# EXERCISE PROMPT
Please repeat all of the listing exactly.

[Dataset items]
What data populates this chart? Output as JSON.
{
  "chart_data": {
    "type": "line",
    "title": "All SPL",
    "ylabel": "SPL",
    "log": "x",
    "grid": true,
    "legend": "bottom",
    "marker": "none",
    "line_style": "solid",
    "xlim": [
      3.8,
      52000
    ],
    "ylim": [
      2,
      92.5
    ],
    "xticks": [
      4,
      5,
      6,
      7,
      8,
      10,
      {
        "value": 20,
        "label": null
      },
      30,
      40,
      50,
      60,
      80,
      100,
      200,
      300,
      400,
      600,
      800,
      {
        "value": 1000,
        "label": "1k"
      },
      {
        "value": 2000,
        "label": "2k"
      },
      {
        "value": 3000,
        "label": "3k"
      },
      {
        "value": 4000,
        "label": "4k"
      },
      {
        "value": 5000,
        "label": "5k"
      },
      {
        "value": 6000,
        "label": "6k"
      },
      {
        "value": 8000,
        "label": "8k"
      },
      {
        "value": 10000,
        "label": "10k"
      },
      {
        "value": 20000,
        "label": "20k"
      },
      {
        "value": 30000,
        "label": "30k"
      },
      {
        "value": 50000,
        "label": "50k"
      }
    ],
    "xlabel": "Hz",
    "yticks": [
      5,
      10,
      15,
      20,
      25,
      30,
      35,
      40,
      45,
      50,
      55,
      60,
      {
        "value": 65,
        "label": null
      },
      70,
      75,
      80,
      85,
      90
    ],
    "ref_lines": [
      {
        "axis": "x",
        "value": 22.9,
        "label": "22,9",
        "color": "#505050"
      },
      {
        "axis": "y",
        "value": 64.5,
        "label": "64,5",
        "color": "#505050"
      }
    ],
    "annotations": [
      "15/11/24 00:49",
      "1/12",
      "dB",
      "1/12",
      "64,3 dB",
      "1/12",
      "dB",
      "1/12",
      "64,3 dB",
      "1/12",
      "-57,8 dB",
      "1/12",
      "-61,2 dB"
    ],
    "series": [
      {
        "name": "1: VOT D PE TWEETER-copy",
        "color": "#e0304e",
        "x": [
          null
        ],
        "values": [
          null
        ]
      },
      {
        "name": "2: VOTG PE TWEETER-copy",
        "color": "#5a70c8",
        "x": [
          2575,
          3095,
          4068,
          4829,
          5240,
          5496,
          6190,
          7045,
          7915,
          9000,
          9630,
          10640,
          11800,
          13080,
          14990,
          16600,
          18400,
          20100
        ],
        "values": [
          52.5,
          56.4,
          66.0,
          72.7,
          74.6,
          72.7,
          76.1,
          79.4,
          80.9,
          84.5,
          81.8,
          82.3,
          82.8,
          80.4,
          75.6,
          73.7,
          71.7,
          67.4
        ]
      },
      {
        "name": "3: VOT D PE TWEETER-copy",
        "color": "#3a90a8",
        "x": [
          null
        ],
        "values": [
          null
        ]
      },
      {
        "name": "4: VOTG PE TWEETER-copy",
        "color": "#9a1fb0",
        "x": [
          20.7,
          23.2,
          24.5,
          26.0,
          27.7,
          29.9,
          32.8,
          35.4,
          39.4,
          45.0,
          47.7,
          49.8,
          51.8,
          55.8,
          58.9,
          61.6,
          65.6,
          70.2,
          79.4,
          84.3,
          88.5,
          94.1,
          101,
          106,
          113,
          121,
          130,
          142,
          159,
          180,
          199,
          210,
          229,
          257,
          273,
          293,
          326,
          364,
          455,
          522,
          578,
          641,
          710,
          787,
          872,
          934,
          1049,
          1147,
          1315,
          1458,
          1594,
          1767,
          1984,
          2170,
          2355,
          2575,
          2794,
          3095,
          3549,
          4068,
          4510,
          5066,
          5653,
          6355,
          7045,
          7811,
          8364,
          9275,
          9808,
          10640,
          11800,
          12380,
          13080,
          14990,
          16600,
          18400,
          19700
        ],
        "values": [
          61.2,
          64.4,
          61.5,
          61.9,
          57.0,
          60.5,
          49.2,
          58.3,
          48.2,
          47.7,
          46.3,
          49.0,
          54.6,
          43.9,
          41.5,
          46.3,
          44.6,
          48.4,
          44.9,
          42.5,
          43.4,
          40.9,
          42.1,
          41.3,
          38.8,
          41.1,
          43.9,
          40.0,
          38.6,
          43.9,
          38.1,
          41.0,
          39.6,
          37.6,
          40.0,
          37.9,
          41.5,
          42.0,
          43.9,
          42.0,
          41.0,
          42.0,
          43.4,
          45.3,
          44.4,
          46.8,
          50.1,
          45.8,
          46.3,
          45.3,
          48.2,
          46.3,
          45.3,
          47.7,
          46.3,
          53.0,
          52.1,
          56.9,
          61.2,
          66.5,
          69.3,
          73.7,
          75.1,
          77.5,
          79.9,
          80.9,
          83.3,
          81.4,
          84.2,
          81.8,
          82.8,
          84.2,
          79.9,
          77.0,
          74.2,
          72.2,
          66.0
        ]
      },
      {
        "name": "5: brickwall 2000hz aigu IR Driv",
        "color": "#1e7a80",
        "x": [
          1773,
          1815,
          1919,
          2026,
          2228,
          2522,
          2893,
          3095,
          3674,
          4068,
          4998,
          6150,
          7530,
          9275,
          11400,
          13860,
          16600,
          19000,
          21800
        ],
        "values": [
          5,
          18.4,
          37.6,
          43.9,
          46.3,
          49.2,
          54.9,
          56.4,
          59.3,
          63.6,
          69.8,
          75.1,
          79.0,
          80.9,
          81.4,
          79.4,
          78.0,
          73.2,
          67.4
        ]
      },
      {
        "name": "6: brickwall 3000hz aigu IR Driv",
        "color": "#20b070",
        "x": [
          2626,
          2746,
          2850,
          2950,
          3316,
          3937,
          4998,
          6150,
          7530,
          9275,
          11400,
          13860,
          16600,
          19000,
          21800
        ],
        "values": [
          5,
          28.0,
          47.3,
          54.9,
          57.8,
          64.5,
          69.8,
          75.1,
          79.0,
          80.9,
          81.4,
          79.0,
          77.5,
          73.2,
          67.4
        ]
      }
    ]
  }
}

# OUTPUT FOR THIS EXERCISE
What data populates this chart? Output as JSON.
{
  "chart_data": {
    "type": "line",
    "title": "All SPL",
    "ylabel": "SPL",
    "log": "x",
    "grid": true,
    "legend": "bottom",
    "marker": "none",
    "line_style": "solid",
    "xlim": [
      3.8,
      52000
    ],
    "ylim": [
      2,
      92.5
    ],
    "xticks": [
      4,
      5,
      6,
      7,
      8,
      10,
      {
        "value": 20,
        "label": null
      },
      30,
      40,
      50,
      60,
      80,
      100,
      200,
      300,
      400,
      600,
      800,
      {
        "value": 1000,
        "label": "1k"
      },
      {
        "value": 2000,
        "label": "2k"
      },
      {
        "value": 3000,
        "label": "3k"
      },
      {
        "value": 4000,
        "label": "4k"
      },
      {
        "value": 5000,
        "label": "5k"
      },
      {
        "value": 6000,
        "label": "6k"
      },
      {
        "value": 8000,
        "label": "8k"
      },
      {
        "value": 10000,
        "label": "10k"
      },
      {
        "value": 20000,
        "label": "20k"
      },
      {
        "value": 30000,
        "label": "30k"
      },
      {
        "value": 50000,
        "label": "50k"
      }
    ],
    "xlabel": "Hz",
    "yticks": [
      5,
      10,
      15,
      20,
      25,
      30,
      35,
      40,
      45,
      50,
      55,
      60,
      {
        "value": 65,
        "label": null
      },
      70,
      75,
      80,
      85,
      90
    ],
    "ref_lines": [
      {
        "axis": "x",
        "value": 22.9,
        "label": "22,9",
        "color": "#505050"
      },
      {
        "axis": "y",
        "value": 64.5,
        "label": "64,5",
        "color": "#505050"
      }
    ],
    "annotations": [
      "15/11/24 00:49",
      "1/12",
      "dB",
      "1/12",
      "64,3 dB",
      "1/12",
      "dB",
      "1/12",
      "64,3 dB",
      "1/12",
      "-57,8 dB",
      "1/12",
      "-61,2 dB"
    ],
    "series": [
      {
        "name": "1: VOT D PE TWEETER-copy",
        "color": "#e0304e",
        "x": [
          null
        ],
        "values": [
          null
        ]
      },
      {
        "name": "2: VOTG PE TWEETER-copy",
        "color": "#5a70c8",
        "x": [
          2575,
          3095,
          4068,
          4829,
          5240,
          5496,
          6190,
          7045,
          7915,
          9000,
          9630,
          10640,
          11800,
          13080,
          14990,
          16600,
          18400,
          20100
        ],
        "values": [
          52.5,
          56.4,
          66.0,
          72.7,
          74.6,
          72.7,
          76.1,
          79.4,
          80.9,
          84.5,
          81.8,
          82.3,
          82.8,
          80.4,
          75.6,
          73.7,
          71.7,
          67.4
        ]
      },
      {
        "name": "3: VOT D PE TWEETER-copy",
        "color": "#3a90a8",
        "x": [
          null
        ],
        "values": [
          null
        ]
      },
      {
        "name": "4: VOTG PE TWEETER-copy",
        "color": "#9a1fb0",
        "x": [
          20.7,
          23.2,
          24.5,
          26.0,
          27.7,
          29.9,
          32.8,
          35.4,
          39.4,
          45.0,
          47.7,
          49.8,
          51.8,
          55.8,
          58.9,
          61.6,
          65.6,
          70.2,
          79.4,
          84.3,
          88.5,
          94.1,
          101,
          106,
          113,
          121,
          130,
          142,
          159,
          180,
          199,
          210,
          229,
          257,
          273,
          293,
          326,
          364,
          455,
          522,
          578,
          641,
          710,
          787,
          872,
          934,
          1049,
          1147,
          1315,
          1458,
          1594,
          1767,
          1984,
          2170,
          2355,
          2575,
          2794,
          3095,
          3549,
          4068,
          4510,
          5066,
          5653,
          6355,
          7045,
          7811,
          8364,
          9275,
          9808,
          10640,
          11800,
          12380,
          13080,
          14990,
          16600,
          18400,
          19700
        ],
        "values": [
          61.2,
          64.4,
          61.5,
          61.9,
          57.0,
          60.5,
          49.2,
          58.3,
          48.2,
          47.7,
          46.3,
          49.0,
          54.6,
          43.9,
          41.5,
          46.3,
          44.6,
          48.4,
          44.9,
          42.5,
          43.4,
          40.9,
          42.1,
          41.3,
          38.8,
          41.1,
          43.9,
          40.0,
          38.6,
          43.9,
          38.1,
          41.0,
          39.6,
          37.6,
          40.0,
          37.9,
          41.5,
          42.0,
          43.9,
          42.0,
          41.0,
          42.0,
          43.4,
          45.3,
          44.4,
          46.8,
          50.1,
          45.8,
          46.3,
          45.3,
          48.2,
          46.3,
          45.3,
          47.7,
          46.3,
          53.0,
          52.1,
          56.9,
          61.2,
          66.5,
          69.3,
          73.7,
          75.1,
          77.5,
          79.9,
          80.9,
          83.3,
          81.4,
          84.2,
          81.8,
          82.8,
          84.2,
          79.9,
          77.0,
          74.2,
          72.2,
          66.0
        ]
      },
      {
        "name": "5: brickwall 2000hz aigu IR Driv",
        "color": "#1e7a80",
        "x": [
          1773,
          1815,
          1919,
          2026,
          2228,
          2522,
          2893,
          3095,
          3674,
          4068,
          4998,
          6150,
          7530,
          9275,
          11400,
          13860,
          16600,
          19000,
          21800
        ],
        "values": [
          5,
          18.4,
          37.6,
          43.9,
          46.3,
          49.2,
          54.9,
          56.4,
          59.3,
          63.6,
          69.8,
          75.1,
          79.0,
          80.9,
          81.4,
          79.4,
          78.0,
          73.2,
          67.4
        ]
      },
      {
        "name": "6: brickwall 3000hz aigu IR Driv",
        "color": "#20b070",
        "x": [
          2626,
          2746,
          2850,
          2950,
          3316,
          3937,
          4998,
          6150,
          7530,
          9275,
          11400,
          13860,
          16600,
          19000,
          21800
        ],
        "values": [
          5,
          28.0,
          47.3,
          54.9,
          57.8,
          64.5,
          69.8,
          75.1,
          79.0,
          80.9,
          81.4,
          79.0,
          77.5,
          73.2,
          67.4
        ]
      }
    ]
  }
}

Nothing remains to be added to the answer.